Entries excerpted from a collection
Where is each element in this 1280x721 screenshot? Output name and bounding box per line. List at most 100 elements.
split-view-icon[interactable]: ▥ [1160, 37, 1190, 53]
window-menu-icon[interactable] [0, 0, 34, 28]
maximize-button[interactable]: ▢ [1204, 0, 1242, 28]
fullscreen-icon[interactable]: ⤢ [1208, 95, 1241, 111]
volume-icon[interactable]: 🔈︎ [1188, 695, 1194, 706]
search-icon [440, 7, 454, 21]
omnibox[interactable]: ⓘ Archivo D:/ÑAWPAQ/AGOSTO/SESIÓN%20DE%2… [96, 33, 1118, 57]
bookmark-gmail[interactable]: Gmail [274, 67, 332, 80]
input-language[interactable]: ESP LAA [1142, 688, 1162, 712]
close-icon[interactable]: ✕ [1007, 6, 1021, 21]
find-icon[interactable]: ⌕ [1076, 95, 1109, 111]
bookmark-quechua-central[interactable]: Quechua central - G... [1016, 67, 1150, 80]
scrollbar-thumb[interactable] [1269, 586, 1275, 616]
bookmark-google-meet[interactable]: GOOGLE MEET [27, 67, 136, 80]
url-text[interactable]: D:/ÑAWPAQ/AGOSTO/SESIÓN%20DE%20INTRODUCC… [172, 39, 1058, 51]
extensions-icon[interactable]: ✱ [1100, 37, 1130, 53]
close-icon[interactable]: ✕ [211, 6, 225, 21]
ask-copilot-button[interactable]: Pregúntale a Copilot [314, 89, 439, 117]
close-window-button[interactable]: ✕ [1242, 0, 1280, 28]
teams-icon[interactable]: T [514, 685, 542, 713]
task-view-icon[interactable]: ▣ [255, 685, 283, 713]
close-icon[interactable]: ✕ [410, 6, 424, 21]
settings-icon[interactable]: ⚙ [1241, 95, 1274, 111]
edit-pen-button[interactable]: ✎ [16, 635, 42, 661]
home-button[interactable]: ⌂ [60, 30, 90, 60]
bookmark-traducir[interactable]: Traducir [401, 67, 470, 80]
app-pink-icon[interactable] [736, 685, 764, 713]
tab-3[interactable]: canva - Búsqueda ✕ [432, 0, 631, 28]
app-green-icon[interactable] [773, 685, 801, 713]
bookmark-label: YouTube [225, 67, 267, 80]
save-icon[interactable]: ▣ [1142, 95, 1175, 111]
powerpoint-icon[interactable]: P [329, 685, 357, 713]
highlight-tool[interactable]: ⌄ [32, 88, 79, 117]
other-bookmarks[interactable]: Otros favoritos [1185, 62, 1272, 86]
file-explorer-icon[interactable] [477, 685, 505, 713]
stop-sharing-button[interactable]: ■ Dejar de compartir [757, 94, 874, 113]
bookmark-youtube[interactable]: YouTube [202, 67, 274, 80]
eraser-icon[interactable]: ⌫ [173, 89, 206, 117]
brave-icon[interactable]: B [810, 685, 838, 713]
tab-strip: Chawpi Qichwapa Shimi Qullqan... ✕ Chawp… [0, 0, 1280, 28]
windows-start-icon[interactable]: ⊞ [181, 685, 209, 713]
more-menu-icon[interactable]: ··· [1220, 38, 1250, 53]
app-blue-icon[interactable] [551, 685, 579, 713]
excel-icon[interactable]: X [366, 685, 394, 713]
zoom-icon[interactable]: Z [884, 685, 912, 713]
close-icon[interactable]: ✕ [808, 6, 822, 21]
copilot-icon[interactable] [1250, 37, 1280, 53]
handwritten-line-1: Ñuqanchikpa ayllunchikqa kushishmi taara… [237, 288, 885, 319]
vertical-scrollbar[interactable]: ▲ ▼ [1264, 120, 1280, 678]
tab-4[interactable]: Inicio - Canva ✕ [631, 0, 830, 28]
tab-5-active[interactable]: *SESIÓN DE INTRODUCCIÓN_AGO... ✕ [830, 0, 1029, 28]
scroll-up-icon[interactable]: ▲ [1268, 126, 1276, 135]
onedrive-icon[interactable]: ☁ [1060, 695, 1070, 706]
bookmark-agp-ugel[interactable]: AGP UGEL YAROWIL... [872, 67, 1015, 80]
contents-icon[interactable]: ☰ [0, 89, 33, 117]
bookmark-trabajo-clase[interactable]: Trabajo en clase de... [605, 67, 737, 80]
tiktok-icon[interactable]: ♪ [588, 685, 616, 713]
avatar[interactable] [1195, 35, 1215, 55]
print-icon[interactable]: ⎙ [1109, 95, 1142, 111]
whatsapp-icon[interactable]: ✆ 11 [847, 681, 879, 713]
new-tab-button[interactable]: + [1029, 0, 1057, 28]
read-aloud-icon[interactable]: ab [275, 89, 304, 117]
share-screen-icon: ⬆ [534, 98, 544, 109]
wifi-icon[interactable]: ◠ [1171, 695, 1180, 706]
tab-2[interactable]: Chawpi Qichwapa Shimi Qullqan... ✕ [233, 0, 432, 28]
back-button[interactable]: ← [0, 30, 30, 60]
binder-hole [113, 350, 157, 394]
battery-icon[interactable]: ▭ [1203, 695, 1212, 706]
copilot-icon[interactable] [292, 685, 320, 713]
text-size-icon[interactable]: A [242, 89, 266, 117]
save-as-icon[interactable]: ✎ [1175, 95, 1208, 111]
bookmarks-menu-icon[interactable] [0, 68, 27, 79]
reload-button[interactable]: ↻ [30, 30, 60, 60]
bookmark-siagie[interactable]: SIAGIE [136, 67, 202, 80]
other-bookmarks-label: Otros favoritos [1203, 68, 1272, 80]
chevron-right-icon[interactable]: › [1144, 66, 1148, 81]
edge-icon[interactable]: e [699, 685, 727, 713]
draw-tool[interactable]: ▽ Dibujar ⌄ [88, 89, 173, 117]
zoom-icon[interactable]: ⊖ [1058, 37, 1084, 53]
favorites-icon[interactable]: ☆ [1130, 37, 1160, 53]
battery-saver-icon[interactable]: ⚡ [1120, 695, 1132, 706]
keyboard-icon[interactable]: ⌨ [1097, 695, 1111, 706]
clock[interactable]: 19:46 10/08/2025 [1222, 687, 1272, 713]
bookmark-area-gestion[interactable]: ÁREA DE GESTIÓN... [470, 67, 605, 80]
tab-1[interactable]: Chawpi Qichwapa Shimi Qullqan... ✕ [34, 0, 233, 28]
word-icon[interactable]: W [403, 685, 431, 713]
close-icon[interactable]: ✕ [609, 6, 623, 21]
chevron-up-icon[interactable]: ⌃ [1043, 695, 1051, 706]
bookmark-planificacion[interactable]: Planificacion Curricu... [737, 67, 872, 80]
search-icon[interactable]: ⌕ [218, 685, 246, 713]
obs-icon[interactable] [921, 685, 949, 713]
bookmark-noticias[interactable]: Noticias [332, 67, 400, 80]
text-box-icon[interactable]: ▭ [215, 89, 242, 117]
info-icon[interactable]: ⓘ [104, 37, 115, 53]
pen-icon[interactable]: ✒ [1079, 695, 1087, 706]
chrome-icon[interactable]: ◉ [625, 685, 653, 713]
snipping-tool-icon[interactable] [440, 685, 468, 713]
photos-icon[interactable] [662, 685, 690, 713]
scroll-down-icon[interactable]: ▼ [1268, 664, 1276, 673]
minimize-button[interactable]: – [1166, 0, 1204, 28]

■ **What needs to be done**: Copy out every line of the entries above word for word, keeping them in their original order.

■ **Completed task**:
Where is each element in this 1280x721 screenshot? Output name and bounding box per line. List at most 100 elements.
split-view-icon[interactable]: ▥ [1160, 37, 1190, 53]
window-menu-icon[interactable] [0, 0, 34, 28]
maximize-button[interactable]: ▢ [1204, 0, 1242, 28]
fullscreen-icon[interactable]: ⤢ [1208, 95, 1241, 111]
volume-icon[interactable]: 🔈︎ [1188, 695, 1194, 706]
search-icon [440, 7, 454, 21]
omnibox[interactable]: ⓘ Archivo D:/ÑAWPAQ/AGOSTO/SESIÓN%20DE%2… [96, 33, 1118, 57]
bookmark-gmail[interactable]: Gmail [274, 67, 332, 80]
input-language[interactable]: ESP LAA [1142, 688, 1162, 712]
close-icon[interactable]: ✕ [1007, 6, 1021, 21]
find-icon[interactable]: ⌕ [1076, 95, 1109, 111]
bookmark-quechua-central[interactable]: Quechua central - G... [1016, 67, 1150, 80]
scrollbar-thumb[interactable] [1269, 586, 1275, 616]
bookmark-google-meet[interactable]: GOOGLE MEET [27, 67, 136, 80]
url-text[interactable]: D:/ÑAWPAQ/AGOSTO/SESIÓN%20DE%20INTRODUCC… [172, 39, 1058, 51]
extensions-icon[interactable]: ✱ [1100, 37, 1130, 53]
close-icon[interactable]: ✕ [211, 6, 225, 21]
ask-copilot-button[interactable]: Pregúntale a Copilot [314, 89, 439, 117]
close-window-button[interactable]: ✕ [1242, 0, 1280, 28]
teams-icon[interactable]: T [514, 685, 542, 713]
task-view-icon[interactable]: ▣ [255, 685, 283, 713]
close-icon[interactable]: ✕ [410, 6, 424, 21]
settings-icon[interactable]: ⚙ [1241, 95, 1274, 111]
edit-pen-button[interactable]: ✎ [16, 635, 42, 661]
home-button[interactable]: ⌂ [60, 30, 90, 60]
bookmark-traducir[interactable]: Traducir [401, 67, 470, 80]
app-pink-icon[interactable] [736, 685, 764, 713]
tab-3[interactable]: canva - Búsqueda ✕ [432, 0, 631, 28]
app-green-icon[interactable] [773, 685, 801, 713]
bookmark-label: YouTube [225, 67, 267, 80]
save-icon[interactable]: ▣ [1142, 95, 1175, 111]
powerpoint-icon[interactable]: P [329, 685, 357, 713]
highlight-tool[interactable]: ⌄ [32, 88, 79, 117]
other-bookmarks[interactable]: Otros favoritos [1185, 62, 1272, 86]
file-explorer-icon[interactable] [477, 685, 505, 713]
stop-sharing-button[interactable]: ■ Dejar de compartir [757, 94, 874, 113]
bookmark-youtube[interactable]: YouTube [202, 67, 274, 80]
eraser-icon[interactable]: ⌫ [173, 89, 206, 117]
brave-icon[interactable]: B [810, 685, 838, 713]
tab-strip: Chawpi Qichwapa Shimi Qullqan... ✕ Chawp… [0, 0, 1280, 28]
windows-start-icon[interactable]: ⊞ [181, 685, 209, 713]
more-menu-icon[interactable]: ··· [1220, 38, 1250, 53]
app-blue-icon[interactable] [551, 685, 579, 713]
excel-icon[interactable]: X [366, 685, 394, 713]
zoom-icon[interactable]: Z [884, 685, 912, 713]
close-icon[interactable]: ✕ [808, 6, 822, 21]
copilot-icon[interactable] [1250, 37, 1280, 53]
handwritten-line-1: Ñuqanchikpa ayllunchikqa kushishmi taara… [237, 288, 885, 319]
vertical-scrollbar[interactable]: ▲ ▼ [1264, 120, 1280, 678]
tab-4[interactable]: Inicio - Canva ✕ [631, 0, 830, 28]
tab-5-active[interactable]: *SESIÓN DE INTRODUCCIÓN_AGO... ✕ [830, 0, 1029, 28]
scroll-up-icon[interactable]: ▲ [1268, 126, 1276, 135]
onedrive-icon[interactable]: ☁ [1060, 695, 1070, 706]
bookmark-agp-ugel[interactable]: AGP UGEL YAROWIL... [872, 67, 1015, 80]
contents-icon[interactable]: ☰ [0, 89, 33, 117]
bookmark-trabajo-clase[interactable]: Trabajo en clase de... [605, 67, 737, 80]
tiktok-icon[interactable]: ♪ [588, 685, 616, 713]
avatar[interactable] [1195, 35, 1215, 55]
print-icon[interactable]: ⎙ [1109, 95, 1142, 111]
whatsapp-icon[interactable]: ✆ 11 [847, 681, 879, 713]
new-tab-button[interactable]: + [1029, 0, 1057, 28]
read-aloud-icon[interactable]: ab [275, 89, 304, 117]
share-screen-icon: ⬆ [534, 98, 544, 109]
wifi-icon[interactable]: ◠ [1171, 695, 1180, 706]
tab-2[interactable]: Chawpi Qichwapa Shimi Qullqan... ✕ [233, 0, 432, 28]
back-button[interactable]: ← [0, 30, 30, 60]
binder-hole [113, 350, 157, 394]
battery-icon[interactable]: ▭ [1203, 695, 1212, 706]
copilot-icon[interactable] [292, 685, 320, 713]
text-size-icon[interactable]: A [242, 89, 266, 117]
save-as-icon[interactable]: ✎ [1175, 95, 1208, 111]
bookmarks-menu-icon[interactable] [0, 68, 27, 79]
reload-button[interactable]: ↻ [30, 30, 60, 60]
bookmark-siagie[interactable]: SIAGIE [136, 67, 202, 80]
other-bookmarks-label: Otros favoritos [1203, 68, 1272, 80]
chevron-right-icon[interactable]: › [1144, 66, 1148, 81]
edge-icon[interactable]: e [699, 685, 727, 713]
draw-tool[interactable]: ▽ Dibujar ⌄ [88, 89, 173, 117]
zoom-icon[interactable]: ⊖ [1058, 37, 1084, 53]
favorites-icon[interactable]: ☆ [1130, 37, 1160, 53]
battery-saver-icon[interactable]: ⚡ [1120, 695, 1132, 706]
keyboard-icon[interactable]: ⌨ [1097, 695, 1111, 706]
clock[interactable]: 19:46 10/08/2025 [1222, 687, 1272, 713]
bookmark-area-gestion[interactable]: ÁREA DE GESTIÓN... [470, 67, 605, 80]
tab-1[interactable]: Chawpi Qichwapa Shimi Qullqan... ✕ [34, 0, 233, 28]
word-icon[interactable]: W [403, 685, 431, 713]
close-icon[interactable]: ✕ [609, 6, 623, 21]
chevron-up-icon[interactable]: ⌃ [1043, 695, 1051, 706]
bookmark-planificacion[interactable]: Planificacion Curricu... [737, 67, 872, 80]
search-icon[interactable]: ⌕ [218, 685, 246, 713]
obs-icon[interactable] [921, 685, 949, 713]
bookmark-noticias[interactable]: Noticias [332, 67, 400, 80]
text-box-icon[interactable]: ▭ [215, 89, 242, 117]
info-icon[interactable]: ⓘ [104, 37, 115, 53]
pen-icon[interactable]: ✒ [1079, 695, 1087, 706]
chrome-icon[interactable]: ◉ [625, 685, 653, 713]
snipping-tool-icon[interactable] [440, 685, 468, 713]
photos-icon[interactable] [662, 685, 690, 713]
scroll-down-icon[interactable]: ▼ [1268, 664, 1276, 673]
minimize-button[interactable]: – [1166, 0, 1204, 28]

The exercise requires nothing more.